WHAT YOU HAVE TO DO
Find each line in the following listing that has the string "Individual", then state the count and nothing else.

INPUT
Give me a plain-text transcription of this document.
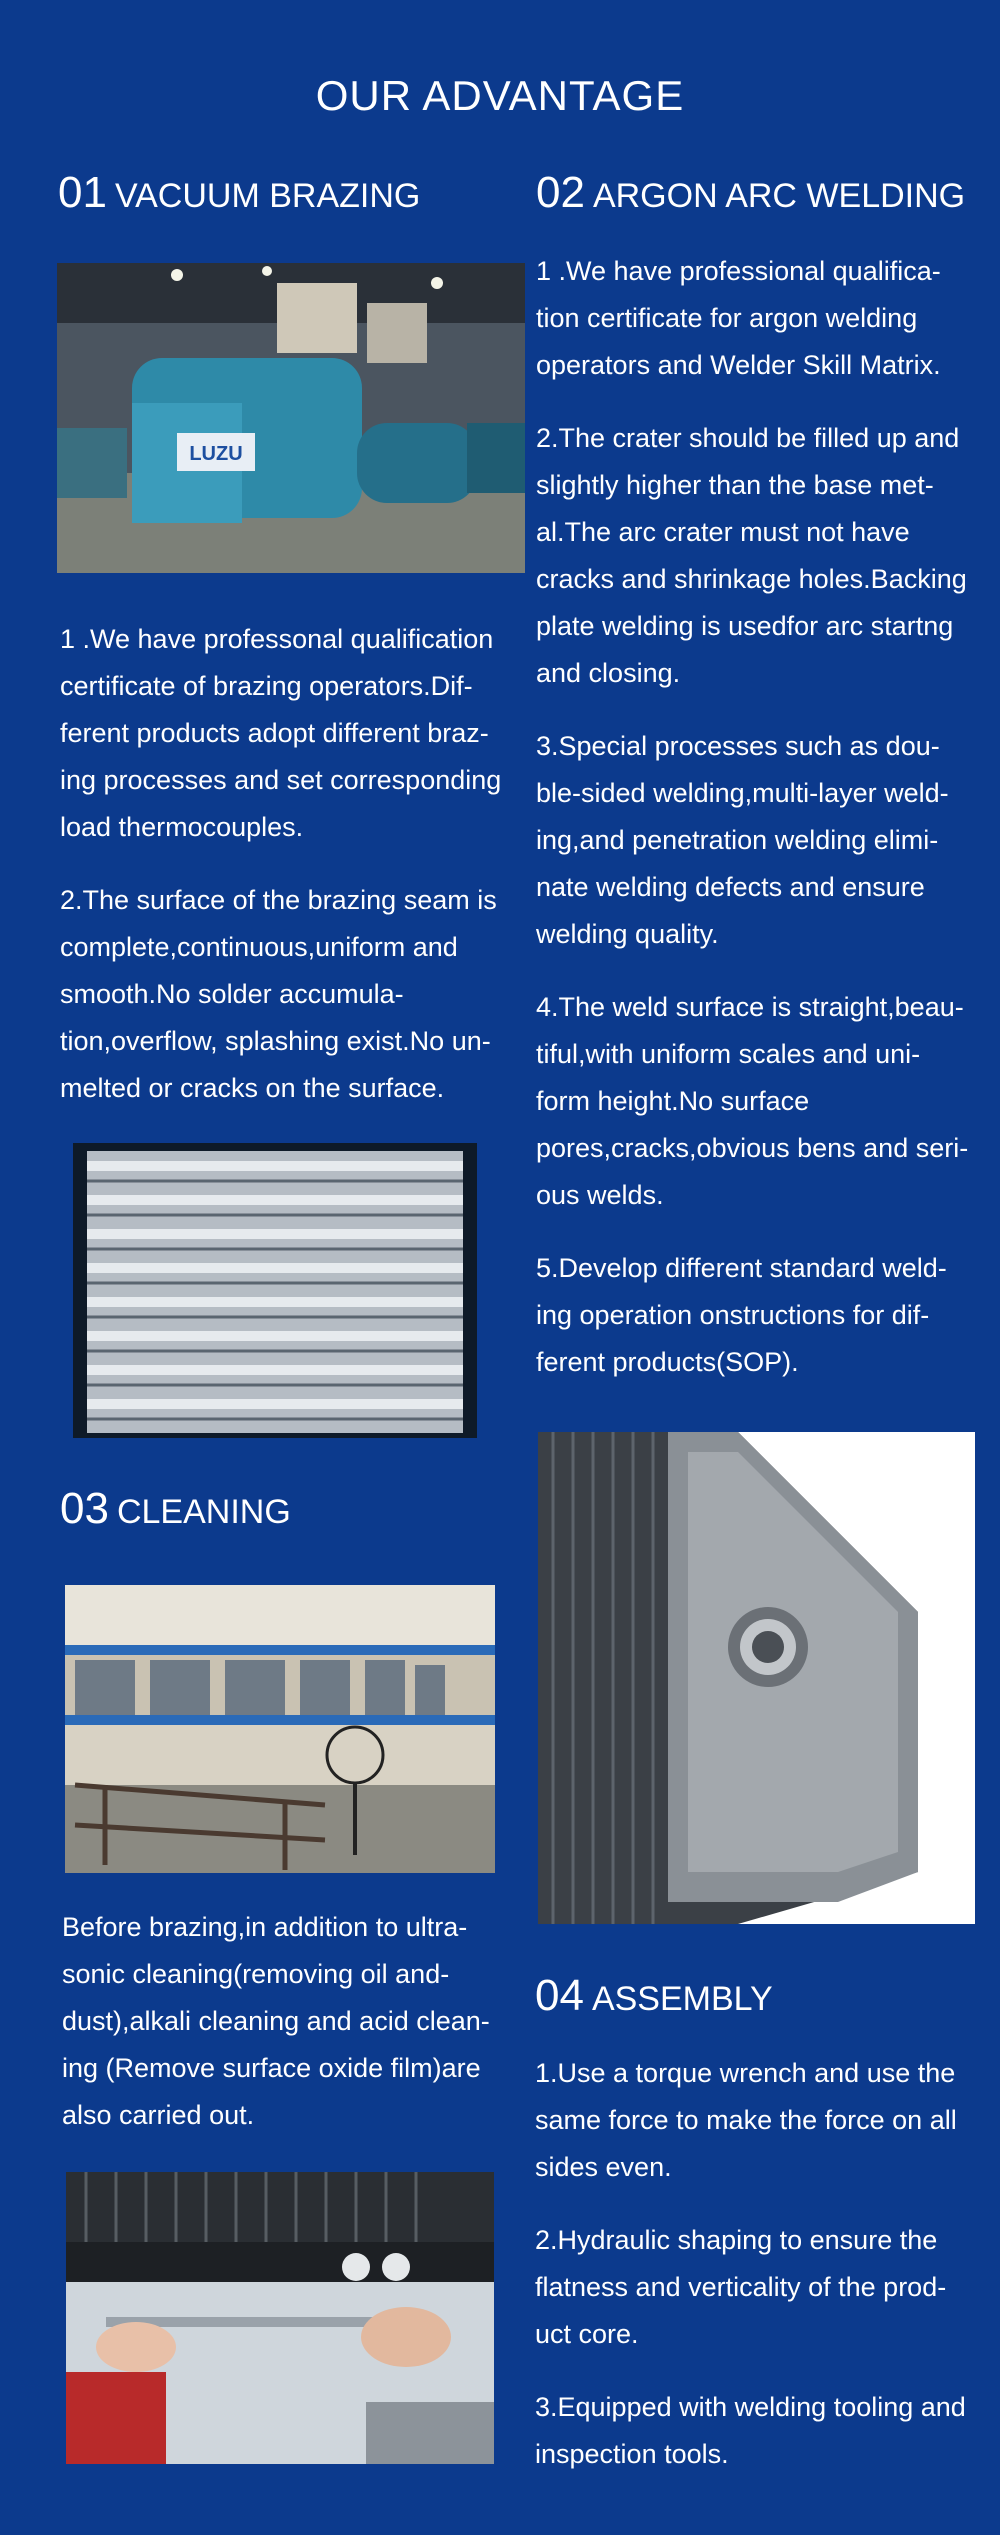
OUR ADVANTAGE
01 VACUUM BRAZING
LUZU

1 .We have professonal qualification certificate of brazing operators.Dif- ferent products adopt different braz- ing processes and set corresponding load thermocouples.

2.The surface of the brazing seam is complete,continuous,uniform and smooth.No solder accumula- tion,overflow, splashing exist.No un- melted or cracks on the surface.

03 CLEANING

Before brazing,in addition to ultra- sonic cleaning(removing oil and- dust),alkali cleaning and acid clean- ing (Remove surface oxide film)are also carried out.

02 ARGON ARC WELDING

1 .We have professional qualifica- tion certificate for argon welding operators and Welder Skill Matrix.

2.The crater should be filled up and slightly higher than the base met- al.The arc crater must not have cracks and shrinkage holes.Backing plate welding is usedfor arc startng and closing.

3.Special processes such as dou- ble-sided welding,multi-layer weld- ing,and penetration welding elimi- nate welding defects and ensure welding quality.

4.The weld surface is straight,beau- tiful,with uniform scales and uni- form height.No surface pores,cracks,obvious bens and seri- ous welds.

5.Develop different standard weld- ing operation onstructions for dif- ferent products(SOP).

04 ASSEMBLY

1.Use a torque wrench and use the same force to make the force on all sides even.

2.Hydraulic shaping to ensure the flatness and verticality of the prod- uct core.

3.Equipped with welding tooling and inspection tools.
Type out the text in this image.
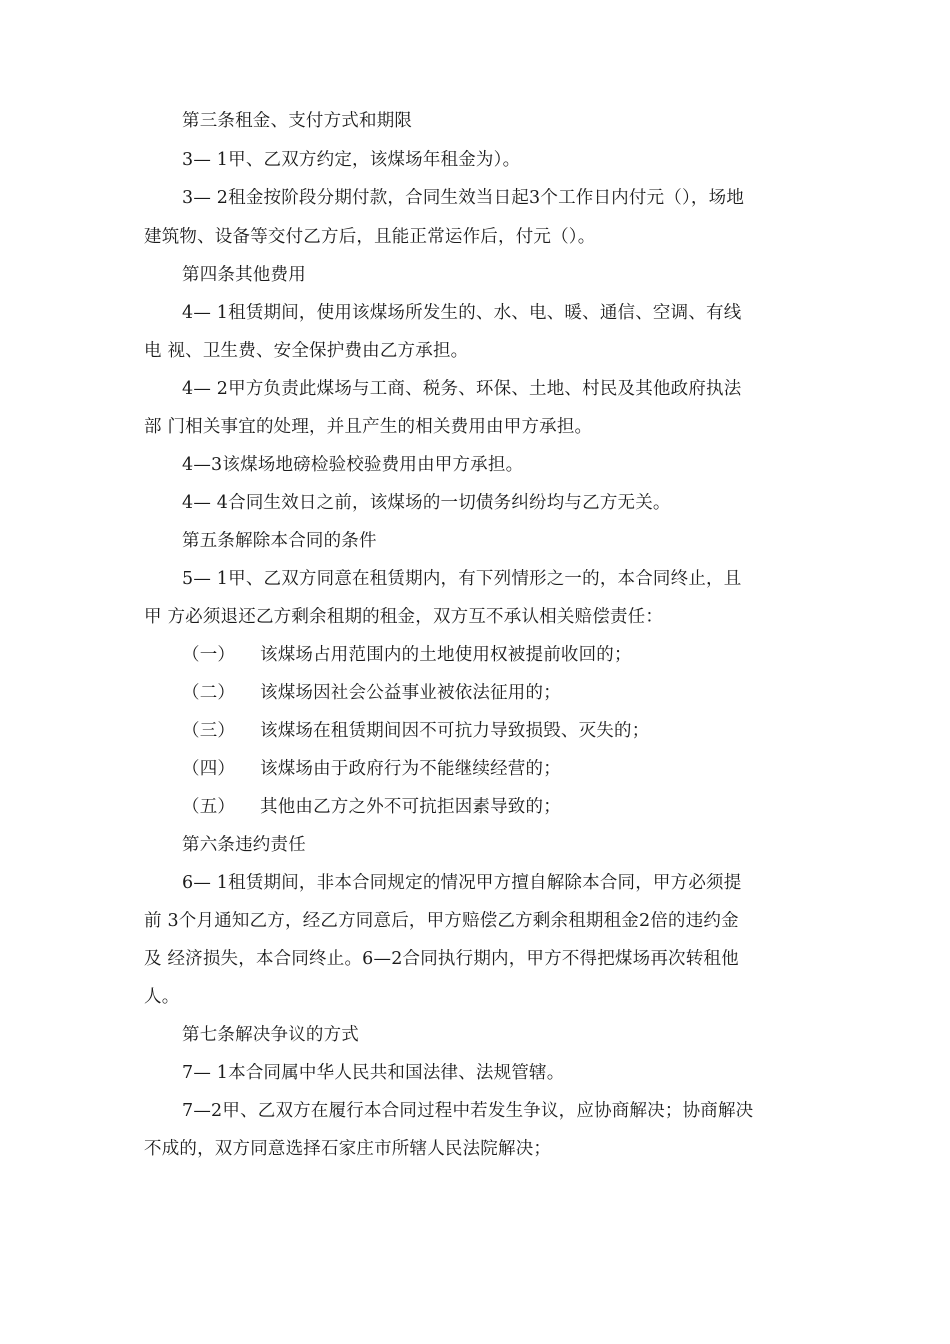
第三条租金、支付方式和期限
3— 1甲、乙双方约定，该煤场年租金为）。
3— 2租金按阶段分期付款，合同生效当日起3个工作日内付元（），场地
建筑物、设备等交付乙方后，且能正常运作后，付元（）。
第四条其他费用
4— 1租赁期间，使用该煤场所发生的、水、电、暖、通信、空调、有线
电 视、卫生费、安全保护费由乙方承担。
4— 2甲方负责此煤场与工商、税务、环保、土地、村民及其他政府执法
部 门相关事宜的处理，并且产生的相关费用由甲方承担。
4—3该煤场地磅检验校验费用由甲方承担。
4— 4合同生效日之前，该煤场的一切债务纠纷均与乙方无关。
第五条解除本合同的条件
5— 1甲、乙双方同意在租赁期内，有下列情形之一的，本合同终止，且
甲 方必须退还乙方剩余租期的租金，双方互不承认相关赔偿责任：
（一） 该煤场占用范围内的土地使用权被提前收回的；
（二） 该煤场因社会公益事业被依法征用的；
（三） 该煤场在租赁期间因不可抗力导致损毁、灭失的；
（四） 该煤场由于政府行为不能继续经营的；
（五） 其他由乙方之外不可抗拒因素导致的；
第六条违约责任
6— 1租赁期间，非本合同规定的情况甲方擅自解除本合同，甲方必须提
前 3个月通知乙方，经乙方同意后，甲方赔偿乙方剩余租期租金2倍的违约金
及 经济损失，本合同终止。6—2合同执行期内，甲方不得把煤场再次转租他
人。
第七条解决争议的方式
7— 1本合同属中华人民共和国法律、法规管辖。
7—2甲、乙双方在履行本合同过程中若发生争议，应协商解决；协商解决
不成的，双方同意选择石家庄市所辖人民法院解决；
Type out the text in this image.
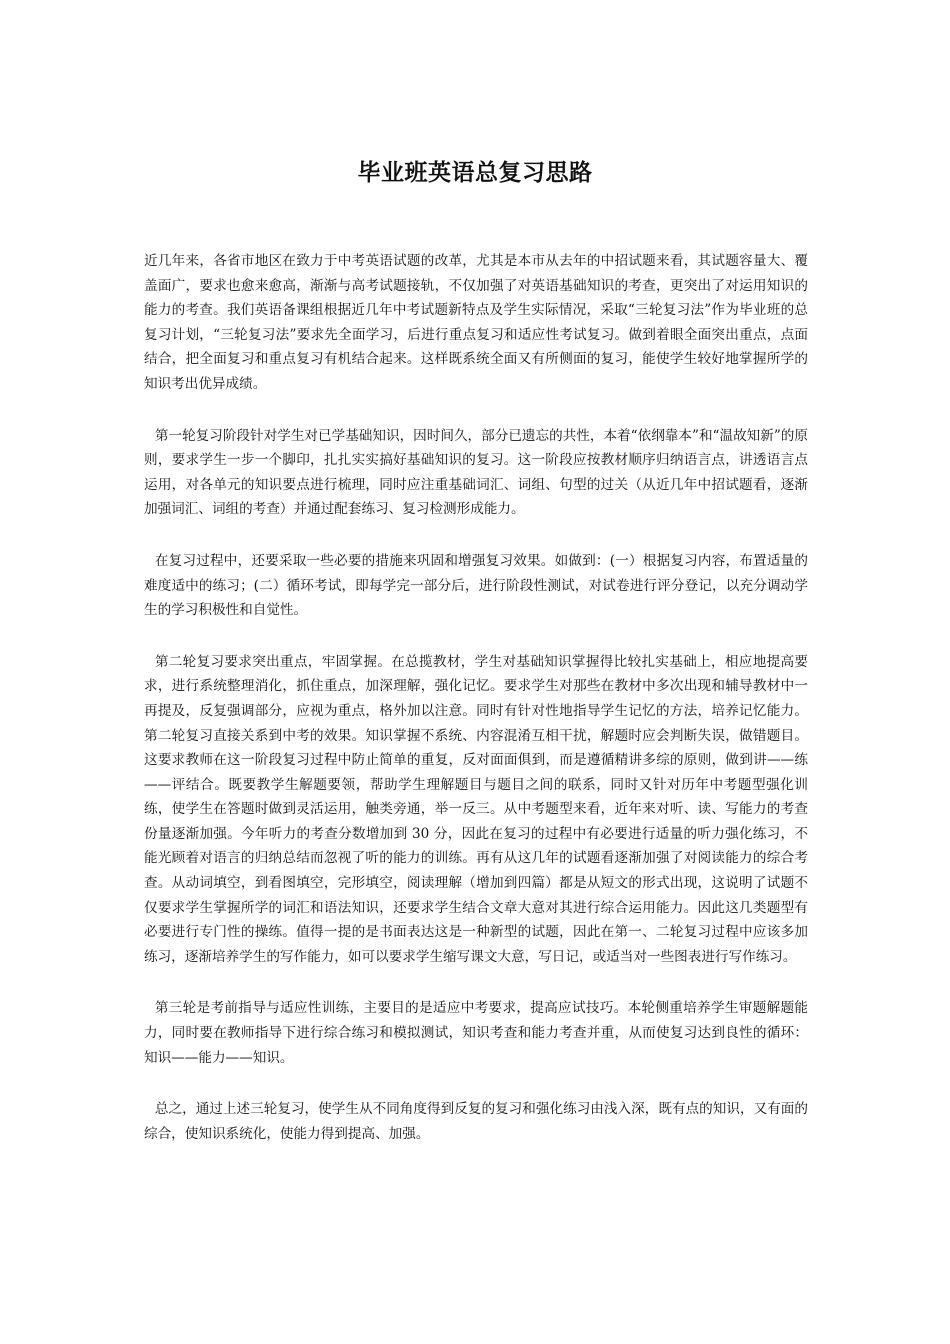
毕业班英语总复习思路

近几年来，各省市地区在致力于中考英语试题的改革，尤其是本市从去年的中招试题来看，其试题容量大、覆盖面广，要求也愈来愈高，渐渐与高考试题接轨，不仅加强了对英语基础知识的考查，更突出了对运用知识的能力的考查。我们英语备课组根据近几年中考试题新特点及学生实际情况，采取“三轮复习法”作为毕业班的总复习计划，“三轮复习法”要求先全面学习，后进行重点复习和适应性考试复习。做到着眼全面突出重点，点面结合，把全面复习和重点复习有机结合起来。这样既系统全面又有所侧面的复习，能使学生较好地掌握所学的知识考出优异成绩。

第一轮复习阶段针对学生对已学基础知识，因时间久，部分已遗忘的共性，本着“依纲靠本”和“温故知新”的原则，要求学生一步一个脚印，扎扎实实搞好基础知识的复习。这一阶段应按教材顺序归纳语言点，讲透语言点运用，对各单元的知识要点进行梳理，同时应注重基础词汇、词组、句型的过关（从近几年中招试题看，逐渐加强词汇、词组的考查）并通过配套练习、复习检测形成能力。

在复习过程中，还要采取一些必要的措施来巩固和增强复习效果。如做到：(一）根据复习内容，布置适量的难度适中的练习；(二）循环考试，即每学完一部分后，进行阶段性测试，对试卷进行评分登记，以充分调动学生的学习积极性和自觉性。

第二轮复习要求突出重点，牢固掌握。在总揽教材，学生对基础知识掌握得比较扎实基础上，相应地提高要求，进行系统整理消化，抓住重点，加深理解，强化记忆。要求学生对那些在教材中多次出现和辅导教材中一再提及，反复强调部分，应视为重点，格外加以注意。同时有针对性地指导学生记忆的方法，培养记忆能力。第二轮复习直接关系到中考的效果。知识掌握不系统、内容混淆互相干扰，解题时应会判断失误，做错题目。这要求教师在这一阶段复习过程中防止简单的重复，反对面面俱到，而是遵循精讲多综的原则，做到讲——练——评结合。既要教学生解题要领，帮助学生理解题目与题目之间的联系，同时又针对历年中考题型强化训练，使学生在答题时做到灵活运用，触类旁通，举一反三。从中考题型来看，近年来对听、读、写能力的考查份量逐渐加强。今年听力的考查分数增加到 30 分，因此在复习的过程中有必要进行适量的听力强化练习，不能光顾着对语言的归纳总结而忽视了听的能力的训练。再有从这几年的试题看逐渐加强了对阅读能力的综合考查。从动词填空，到看图填空，完形填空，阅读理解（增加到四篇）都是从短文的形式出现，这说明了试题不仅要求学生掌握所学的词汇和语法知识，还要求学生结合文章大意对其进行综合运用能力。因此这几类题型有必要进行专门性的操练。值得一提的是书面表达这是一种新型的试题，因此在第一、二轮复习过程中应该多加练习，逐渐培养学生的写作能力，如可以要求学生缩写课文大意，写日记，或适当对一些图表进行写作练习。

第三轮是考前指导与适应性训练，主要目的是适应中考要求，提高应试技巧。本轮侧重培养学生审题解题能力，同时要在教师指导下进行综合练习和模拟测试，知识考查和能力考查并重，从而使复习达到良性的循环：知识——能力——知识。

总之，通过上述三轮复习，使学生从不同角度得到反复的复习和强化练习由浅入深，既有点的知识，又有面的综合，使知识系统化，使能力得到提高、加强。
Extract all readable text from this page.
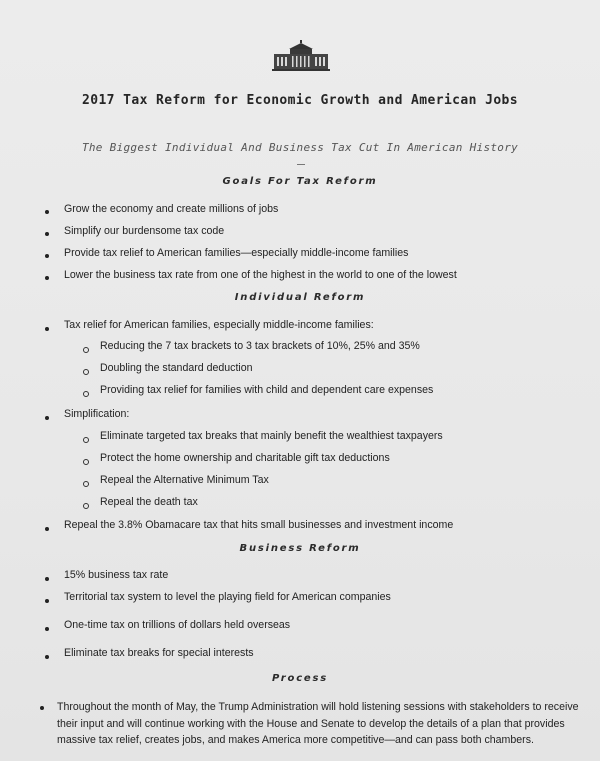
2017 Tax Reform for Economic Growth and American Jobs
The Biggest Individual And Business Tax Cut In American History
Goals For Tax Reform
Grow the economy and create millions of jobs
Simplify our burdensome tax code
Provide tax relief to American families—especially middle-income families
Lower the business tax rate from one of the highest in the world to one of the lowest
Individual Reform
Tax relief for American families, especially middle-income families:
Reducing the 7 tax brackets to 3 tax brackets of 10%, 25% and 35%
Doubling the standard deduction
Providing tax relief for families with child and dependent care expenses
Simplification:
Eliminate targeted tax breaks that mainly benefit the wealthiest taxpayers
Protect the home ownership and charitable gift tax deductions
Repeal the Alternative Minimum Tax
Repeal the death tax
Repeal the 3.8% Obamacare tax that hits small businesses and investment income
Business Reform
15% business tax rate
Territorial tax system to level the playing field for American companies
One-time tax on trillions of dollars held overseas
Eliminate tax breaks for special interests
Process
Throughout the month of May, the Trump Administration will hold listening sessions with stakeholders to receive their input and will continue working with the House and Senate to develop the details of a plan that provides massive tax relief, creates jobs, and makes America more competitive—and can pass both chambers.
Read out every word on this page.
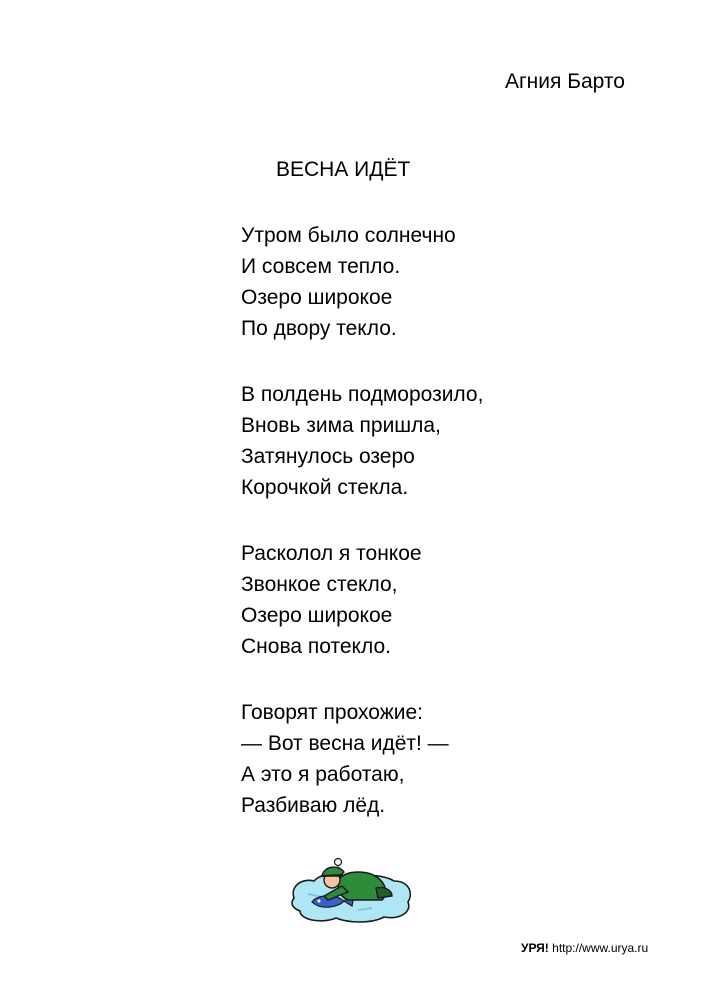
Агния Барто
ВЕСНА ИДЁТ
Утром было солнечно
И совсем тепло.
Озеро широкое
По двору текло.
В полдень подморозило,
Вновь зима пришла,
Затянулось озеро
Корочкой стекла.
Расколол я тонкое
Звонкое стекло,
Озеро широкое
Снова потекло.
Говорят прохожие:
— Вот весна идёт! —
А это я работаю,
Разбиваю лёд.
УРЯ! http://www.urya.ru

SOLUTION
2